**Your objective**
In the copy, include every entry exactly but none of the images.

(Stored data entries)
+-------+

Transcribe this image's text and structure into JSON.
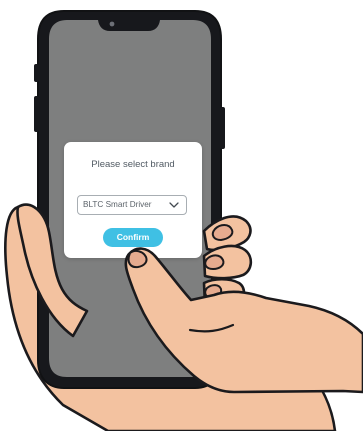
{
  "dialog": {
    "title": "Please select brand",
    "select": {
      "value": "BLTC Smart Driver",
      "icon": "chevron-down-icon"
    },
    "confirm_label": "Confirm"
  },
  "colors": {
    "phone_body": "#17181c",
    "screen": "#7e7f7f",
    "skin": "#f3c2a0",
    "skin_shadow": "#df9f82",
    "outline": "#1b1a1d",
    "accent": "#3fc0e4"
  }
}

+-------+

**Solved problem**
Transcribe this image's text and structure into JSON.
{
  "dialog": {
    "title": "Please select brand",
    "select": {
      "value": "BLTC Smart Driver",
      "icon": "chevron-down-icon"
    },
    "confirm_label": "Confirm"
  },
  "colors": {
    "phone_body": "#17181c",
    "screen": "#7e7f7f",
    "skin": "#f3c2a0",
    "skin_shadow": "#df9f82",
    "outline": "#1b1a1d",
    "accent": "#3fc0e4"
  }
}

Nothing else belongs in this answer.